BEGIN MATERIAL

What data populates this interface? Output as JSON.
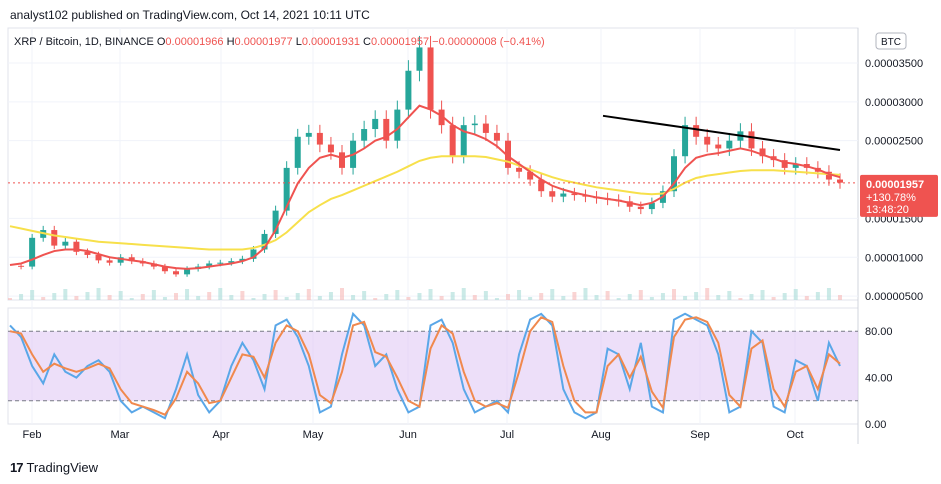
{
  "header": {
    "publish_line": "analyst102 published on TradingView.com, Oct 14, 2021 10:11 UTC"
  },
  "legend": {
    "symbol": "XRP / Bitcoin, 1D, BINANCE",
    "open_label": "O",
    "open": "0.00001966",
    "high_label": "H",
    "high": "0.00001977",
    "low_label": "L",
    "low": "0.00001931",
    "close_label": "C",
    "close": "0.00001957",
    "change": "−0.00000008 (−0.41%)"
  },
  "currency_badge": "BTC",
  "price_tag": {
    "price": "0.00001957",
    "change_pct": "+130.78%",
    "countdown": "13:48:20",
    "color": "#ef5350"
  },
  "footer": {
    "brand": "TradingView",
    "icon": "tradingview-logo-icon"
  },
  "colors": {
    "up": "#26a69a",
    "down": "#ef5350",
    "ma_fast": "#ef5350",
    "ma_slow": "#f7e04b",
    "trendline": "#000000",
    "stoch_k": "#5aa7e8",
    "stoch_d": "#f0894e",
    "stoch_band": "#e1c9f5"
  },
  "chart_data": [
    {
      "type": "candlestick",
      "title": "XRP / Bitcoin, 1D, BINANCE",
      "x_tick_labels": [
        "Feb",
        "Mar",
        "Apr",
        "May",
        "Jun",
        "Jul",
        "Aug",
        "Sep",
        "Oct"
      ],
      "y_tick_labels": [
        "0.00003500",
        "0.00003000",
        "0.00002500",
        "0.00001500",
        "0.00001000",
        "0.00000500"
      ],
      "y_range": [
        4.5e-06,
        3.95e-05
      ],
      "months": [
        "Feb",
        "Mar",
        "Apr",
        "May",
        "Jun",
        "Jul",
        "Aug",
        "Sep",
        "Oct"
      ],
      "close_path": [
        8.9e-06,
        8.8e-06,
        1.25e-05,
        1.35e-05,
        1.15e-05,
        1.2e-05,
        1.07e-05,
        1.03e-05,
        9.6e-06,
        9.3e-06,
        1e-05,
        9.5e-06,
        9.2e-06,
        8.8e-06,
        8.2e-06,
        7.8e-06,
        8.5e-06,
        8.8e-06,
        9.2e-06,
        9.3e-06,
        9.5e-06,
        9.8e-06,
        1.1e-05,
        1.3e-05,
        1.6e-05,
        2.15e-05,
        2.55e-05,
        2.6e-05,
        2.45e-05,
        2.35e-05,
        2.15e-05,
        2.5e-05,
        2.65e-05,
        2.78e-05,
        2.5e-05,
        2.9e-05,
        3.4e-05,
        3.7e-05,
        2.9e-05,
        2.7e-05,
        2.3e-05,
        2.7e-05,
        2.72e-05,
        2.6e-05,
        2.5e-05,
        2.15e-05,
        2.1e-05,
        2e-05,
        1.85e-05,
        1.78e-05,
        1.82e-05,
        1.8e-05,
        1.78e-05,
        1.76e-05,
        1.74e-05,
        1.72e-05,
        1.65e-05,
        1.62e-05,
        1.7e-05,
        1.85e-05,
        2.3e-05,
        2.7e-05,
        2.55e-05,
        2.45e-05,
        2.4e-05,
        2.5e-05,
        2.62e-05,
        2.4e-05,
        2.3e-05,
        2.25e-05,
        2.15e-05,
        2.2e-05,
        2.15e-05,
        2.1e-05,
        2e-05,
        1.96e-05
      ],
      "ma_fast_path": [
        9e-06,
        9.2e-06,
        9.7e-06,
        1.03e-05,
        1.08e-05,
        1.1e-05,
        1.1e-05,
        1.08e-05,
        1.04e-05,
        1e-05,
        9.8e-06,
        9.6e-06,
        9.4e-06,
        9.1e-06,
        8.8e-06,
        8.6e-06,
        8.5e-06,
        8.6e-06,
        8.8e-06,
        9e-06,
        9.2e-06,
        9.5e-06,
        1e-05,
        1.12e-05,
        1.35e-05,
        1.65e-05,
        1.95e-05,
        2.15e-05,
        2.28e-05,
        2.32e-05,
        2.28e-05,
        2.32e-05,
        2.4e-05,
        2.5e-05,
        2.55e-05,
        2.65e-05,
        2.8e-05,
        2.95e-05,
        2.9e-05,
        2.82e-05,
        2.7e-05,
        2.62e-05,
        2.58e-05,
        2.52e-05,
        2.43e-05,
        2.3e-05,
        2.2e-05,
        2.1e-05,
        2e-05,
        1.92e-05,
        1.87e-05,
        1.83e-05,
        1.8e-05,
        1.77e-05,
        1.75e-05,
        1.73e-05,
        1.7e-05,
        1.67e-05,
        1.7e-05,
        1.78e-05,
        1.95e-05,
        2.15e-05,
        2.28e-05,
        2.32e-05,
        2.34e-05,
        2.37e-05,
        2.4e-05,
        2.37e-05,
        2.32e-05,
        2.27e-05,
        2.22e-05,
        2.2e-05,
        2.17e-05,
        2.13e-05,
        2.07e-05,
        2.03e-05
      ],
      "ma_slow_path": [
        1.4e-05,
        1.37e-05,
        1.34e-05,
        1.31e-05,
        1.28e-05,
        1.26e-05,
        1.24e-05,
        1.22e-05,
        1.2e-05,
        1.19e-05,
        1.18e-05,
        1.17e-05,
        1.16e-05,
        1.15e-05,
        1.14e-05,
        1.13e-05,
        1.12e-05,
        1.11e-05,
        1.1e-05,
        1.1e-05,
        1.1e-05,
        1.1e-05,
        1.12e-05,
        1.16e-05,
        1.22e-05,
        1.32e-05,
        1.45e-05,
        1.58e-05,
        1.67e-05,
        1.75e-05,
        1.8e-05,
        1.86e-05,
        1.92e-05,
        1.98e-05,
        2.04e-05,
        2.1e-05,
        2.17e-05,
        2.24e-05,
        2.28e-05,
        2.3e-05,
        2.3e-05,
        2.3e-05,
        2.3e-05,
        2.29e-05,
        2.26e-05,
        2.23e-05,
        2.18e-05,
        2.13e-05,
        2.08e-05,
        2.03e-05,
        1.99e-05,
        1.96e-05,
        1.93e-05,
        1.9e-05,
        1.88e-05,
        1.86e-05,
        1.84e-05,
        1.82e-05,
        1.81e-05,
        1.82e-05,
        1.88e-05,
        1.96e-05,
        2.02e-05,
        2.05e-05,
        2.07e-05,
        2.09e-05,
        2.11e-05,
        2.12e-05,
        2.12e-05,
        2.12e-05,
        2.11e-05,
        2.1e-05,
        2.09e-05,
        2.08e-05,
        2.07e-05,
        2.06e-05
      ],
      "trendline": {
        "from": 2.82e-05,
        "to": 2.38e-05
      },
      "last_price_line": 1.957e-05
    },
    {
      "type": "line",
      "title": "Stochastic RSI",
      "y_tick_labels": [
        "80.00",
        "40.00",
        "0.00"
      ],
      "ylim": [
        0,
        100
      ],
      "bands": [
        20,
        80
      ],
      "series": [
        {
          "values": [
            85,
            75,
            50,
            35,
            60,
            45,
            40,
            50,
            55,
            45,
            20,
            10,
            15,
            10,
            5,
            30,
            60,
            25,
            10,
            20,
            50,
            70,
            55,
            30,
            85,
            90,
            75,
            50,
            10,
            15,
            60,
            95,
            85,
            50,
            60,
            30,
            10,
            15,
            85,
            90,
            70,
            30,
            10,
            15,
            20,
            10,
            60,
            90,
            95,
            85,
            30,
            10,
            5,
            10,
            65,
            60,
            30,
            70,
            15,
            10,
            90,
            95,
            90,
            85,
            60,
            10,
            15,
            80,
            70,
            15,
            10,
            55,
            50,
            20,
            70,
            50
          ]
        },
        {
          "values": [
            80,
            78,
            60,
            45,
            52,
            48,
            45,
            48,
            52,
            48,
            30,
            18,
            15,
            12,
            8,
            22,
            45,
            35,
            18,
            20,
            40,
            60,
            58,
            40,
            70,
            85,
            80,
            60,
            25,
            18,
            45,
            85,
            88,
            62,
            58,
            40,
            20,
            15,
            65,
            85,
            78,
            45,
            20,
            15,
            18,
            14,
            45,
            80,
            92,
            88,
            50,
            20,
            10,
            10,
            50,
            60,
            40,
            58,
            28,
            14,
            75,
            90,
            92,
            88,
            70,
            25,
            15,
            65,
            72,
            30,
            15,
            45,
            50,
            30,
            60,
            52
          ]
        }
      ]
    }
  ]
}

END MATERIAL

YOUR TASK: Collect each line holding the string "title".

RESPONSE TO THE TASK:
      "title": "XRP / Bitcoin, 1D, BINANCE",
      "title": "Stochastic RSI",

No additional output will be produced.